++++ GIVEN DATA
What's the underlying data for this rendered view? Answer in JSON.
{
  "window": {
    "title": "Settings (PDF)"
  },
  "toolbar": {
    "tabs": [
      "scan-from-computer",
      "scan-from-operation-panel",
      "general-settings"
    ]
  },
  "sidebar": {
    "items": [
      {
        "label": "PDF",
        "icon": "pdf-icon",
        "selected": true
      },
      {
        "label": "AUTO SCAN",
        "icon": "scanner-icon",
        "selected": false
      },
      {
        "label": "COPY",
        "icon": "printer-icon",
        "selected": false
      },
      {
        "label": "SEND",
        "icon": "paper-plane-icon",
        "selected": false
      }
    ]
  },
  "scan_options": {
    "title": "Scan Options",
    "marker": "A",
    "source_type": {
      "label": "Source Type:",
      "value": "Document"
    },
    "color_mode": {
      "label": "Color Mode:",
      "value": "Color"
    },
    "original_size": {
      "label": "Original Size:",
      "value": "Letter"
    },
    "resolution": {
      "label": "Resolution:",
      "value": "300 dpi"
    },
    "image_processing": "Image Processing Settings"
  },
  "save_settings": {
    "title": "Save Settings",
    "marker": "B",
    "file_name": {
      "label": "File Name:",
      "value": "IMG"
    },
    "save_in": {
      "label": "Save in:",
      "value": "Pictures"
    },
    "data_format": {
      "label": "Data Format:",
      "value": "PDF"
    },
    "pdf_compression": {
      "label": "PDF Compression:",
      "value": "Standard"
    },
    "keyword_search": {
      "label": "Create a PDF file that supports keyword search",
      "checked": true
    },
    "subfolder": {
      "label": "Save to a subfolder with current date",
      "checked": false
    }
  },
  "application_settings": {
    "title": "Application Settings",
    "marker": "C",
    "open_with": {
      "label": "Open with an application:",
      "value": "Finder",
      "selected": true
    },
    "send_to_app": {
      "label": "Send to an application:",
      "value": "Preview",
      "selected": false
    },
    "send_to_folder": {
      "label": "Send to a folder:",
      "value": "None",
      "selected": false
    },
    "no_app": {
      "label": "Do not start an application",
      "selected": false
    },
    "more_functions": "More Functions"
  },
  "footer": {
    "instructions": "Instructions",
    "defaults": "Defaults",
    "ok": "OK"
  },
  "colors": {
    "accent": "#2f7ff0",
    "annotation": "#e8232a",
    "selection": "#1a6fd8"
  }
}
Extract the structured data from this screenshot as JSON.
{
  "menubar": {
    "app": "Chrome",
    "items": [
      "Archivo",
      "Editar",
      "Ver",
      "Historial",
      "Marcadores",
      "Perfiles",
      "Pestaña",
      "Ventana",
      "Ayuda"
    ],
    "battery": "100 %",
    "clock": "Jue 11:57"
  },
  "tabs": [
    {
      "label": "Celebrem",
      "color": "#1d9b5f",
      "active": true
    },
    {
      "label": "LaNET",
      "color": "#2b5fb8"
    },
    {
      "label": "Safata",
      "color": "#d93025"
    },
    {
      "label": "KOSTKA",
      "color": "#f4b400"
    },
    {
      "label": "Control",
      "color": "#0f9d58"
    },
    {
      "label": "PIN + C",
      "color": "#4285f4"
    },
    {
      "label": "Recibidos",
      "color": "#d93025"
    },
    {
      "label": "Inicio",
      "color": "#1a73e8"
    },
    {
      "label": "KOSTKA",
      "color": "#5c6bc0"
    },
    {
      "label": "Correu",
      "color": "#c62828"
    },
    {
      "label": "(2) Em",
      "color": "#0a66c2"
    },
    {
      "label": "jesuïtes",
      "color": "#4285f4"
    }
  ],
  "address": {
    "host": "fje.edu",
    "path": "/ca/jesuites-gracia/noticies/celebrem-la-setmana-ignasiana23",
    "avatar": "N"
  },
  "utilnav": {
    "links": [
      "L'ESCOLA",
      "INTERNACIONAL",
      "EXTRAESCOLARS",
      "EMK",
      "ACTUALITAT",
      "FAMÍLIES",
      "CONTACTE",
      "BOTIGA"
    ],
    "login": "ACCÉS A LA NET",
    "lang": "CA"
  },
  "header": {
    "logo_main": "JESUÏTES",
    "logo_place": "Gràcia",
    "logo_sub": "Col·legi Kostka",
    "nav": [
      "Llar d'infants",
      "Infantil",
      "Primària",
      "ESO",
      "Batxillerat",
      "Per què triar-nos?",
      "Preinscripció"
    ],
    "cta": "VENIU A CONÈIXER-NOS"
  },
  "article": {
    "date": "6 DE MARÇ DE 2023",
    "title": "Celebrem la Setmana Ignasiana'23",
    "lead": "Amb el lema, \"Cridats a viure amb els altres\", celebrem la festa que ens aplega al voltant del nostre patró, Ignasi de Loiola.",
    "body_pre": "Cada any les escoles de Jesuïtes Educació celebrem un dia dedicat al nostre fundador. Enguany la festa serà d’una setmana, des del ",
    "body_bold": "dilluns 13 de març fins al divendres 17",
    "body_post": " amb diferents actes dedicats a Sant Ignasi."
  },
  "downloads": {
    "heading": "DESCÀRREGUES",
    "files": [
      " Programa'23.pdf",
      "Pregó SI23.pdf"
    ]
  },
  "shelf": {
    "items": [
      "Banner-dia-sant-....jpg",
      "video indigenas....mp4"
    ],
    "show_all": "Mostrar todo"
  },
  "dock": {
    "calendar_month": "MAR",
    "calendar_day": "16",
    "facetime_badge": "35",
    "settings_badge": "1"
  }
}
++++++++
§ DIRECTIVE:
Write out every line exactly as it stands.

§ ANSWER TO THIS TASK:
What's the underlying data for this rendered view? Answer in JSON.
{
  "window": {
    "title": "Settings (PDF)"
  },
  "toolbar": {
    "tabs": [
      "scan-from-computer",
      "scan-from-operation-panel",
      "general-settings"
    ]
  },
  "sidebar": {
    "items": [
      {
        "label": "PDF",
        "icon": "pdf-icon",
        "selected": true
      },
      {
        "label": "AUTO SCAN",
        "icon": "scanner-icon",
        "selected": false
      },
      {
        "label": "COPY",
        "icon": "printer-icon",
        "selected": false
      },
      {
        "label": "SEND",
        "icon": "paper-plane-icon",
        "selected": false
      }
    ]
  },
  "scan_options": {
    "title": "Scan Options",
    "marker": "A",
    "source_type": {
      "label": "Source Type:",
      "value": "Document"
    },
    "color_mode": {
      "label": "Color Mode:",
      "value": "Color"
    },
    "original_size": {
      "label": "Original Size:",
      "value": "Letter"
    },
    "resolution": {
      "label": "Resolution:",
      "value": "300 dpi"
    },
    "image_processing": "Image Processing Settings"
  },
  "save_settings": {
    "title": "Save Settings",
    "marker": "B",
    "file_name": {
      "label": "File Name:",
      "value": "IMG"
    },
    "save_in": {
      "label": "Save in:",
      "value": "Pictures"
    },
    "data_format": {
      "label": "Data Format:",
      "value": "PDF"
    },
    "pdf_compression": {
      "label": "PDF Compression:",
      "value": "Standard"
    },
    "keyword_search": {
      "label": "Create a PDF file that supports keyword search",
      "checked": true
    },
    "subfolder": {
      "label": "Save to a subfolder with current date",
      "checked": false
    }
  },
  "application_settings": {
    "title": "Application Settings",
    "marker": "C",
    "open_with": {
      "label": "Open with an application:",
      "value": "Finder",
      "selected": true
    },
    "send_to_app": {
      "label": "Send to an application:",
      "value": "Preview",
      "selected": false
    },
    "send_to_folder": {
      "label": "Send to a folder:",
      "value": "None",
      "selected": false
    },
    "no_app": {
      "label": "Do not start an application",
      "selected": false
    },
    "more_functions": "More Functions"
  },
  "footer": {
    "instructions": "Instructions",
    "defaults": "Defaults",
    "ok": "OK"
  },
  "colors": {
    "accent": "#2f7ff0",
    "annotation": "#e8232a",
    "selection": "#1a6fd8"
  }
}
Extract the structured data from this screenshot as JSON.
{
  "menubar": {
    "app": "Chrome",
    "items": [
      "Archivo",
      "Editar",
      "Ver",
      "Historial",
      "Marcadores",
      "Perfiles",
      "Pestaña",
      "Ventana",
      "Ayuda"
    ],
    "battery": "100 %",
    "clock": "Jue 11:57"
  },
  "tabs": [
    {
      "label": "Celebrem",
      "color": "#1d9b5f",
      "active": true
    },
    {
      "label": "LaNET",
      "color": "#2b5fb8"
    },
    {
      "label": "Safata",
      "color": "#d93025"
    },
    {
      "label": "KOSTKA",
      "color": "#f4b400"
    },
    {
      "label": "Control",
      "color": "#0f9d58"
    },
    {
      "label": "PIN + C",
      "color": "#4285f4"
    },
    {
      "label": "Recibidos",
      "color": "#d93025"
    },
    {
      "label": "Inicio",
      "color": "#1a73e8"
    },
    {
      "label": "KOSTKA",
      "color": "#5c6bc0"
    },
    {
      "label": "Correu",
      "color": "#c62828"
    },
    {
      "label": "(2) Em",
      "color": "#0a66c2"
    },
    {
      "label": "jesuïtes",
      "color": "#4285f4"
    }
  ],
  "address": {
    "host": "fje.edu",
    "path": "/ca/jesuites-gracia/noticies/celebrem-la-setmana-ignasiana23",
    "avatar": "N"
  },
  "utilnav": {
    "links": [
      "L'ESCOLA",
      "INTERNACIONAL",
      "EXTRAESCOLARS",
      "EMK",
      "ACTUALITAT",
      "FAMÍLIES",
      "CONTACTE",
      "BOTIGA"
    ],
    "login": "ACCÉS A LA NET",
    "lang": "CA"
  },
  "header": {
    "logo_main": "JESUÏTES",
    "logo_place": "Gràcia",
    "logo_sub": "Col·legi Kostka",
    "nav": [
      "Llar d'infants",
      "Infantil",
      "Primària",
      "ESO",
      "Batxillerat",
      "Per què triar-nos?",
      "Preinscripció"
    ],
    "cta": "VENIU A CONÈIXER-NOS"
  },
  "article": {
    "date": "6 DE MARÇ DE 2023",
    "title": "Celebrem la Setmana Ignasiana'23",
    "lead": "Amb el lema, \"Cridats a viure amb els altres\", celebrem la festa que ens aplega al voltant del nostre patró, Ignasi de Loiola.",
    "body_pre": "Cada any les escoles de Jesuïtes Educació celebrem un dia dedicat al nostre fundador. Enguany la festa serà d’una setmana, des del ",
    "body_bold": "dilluns 13 de març fins al divendres 17",
    "body_post": " amb diferents actes dedicats a Sant Ignasi."
  },
  "downloads": {
    "heading": "DESCÀRREGUES",
    "files": [
      " Programa'23.pdf",
      "Pregó SI23.pdf"
    ]
  },
  "shelf": {
    "items": [
      "Banner-dia-sant-....jpg",
      "video indigenas....mp4"
    ],
    "show_all": "Mostrar todo"
  },
  "dock": {
    "calendar_month": "MAR",
    "calendar_day": "16",
    "facetime_badge": "35",
    "settings_badge": "1"
  }
}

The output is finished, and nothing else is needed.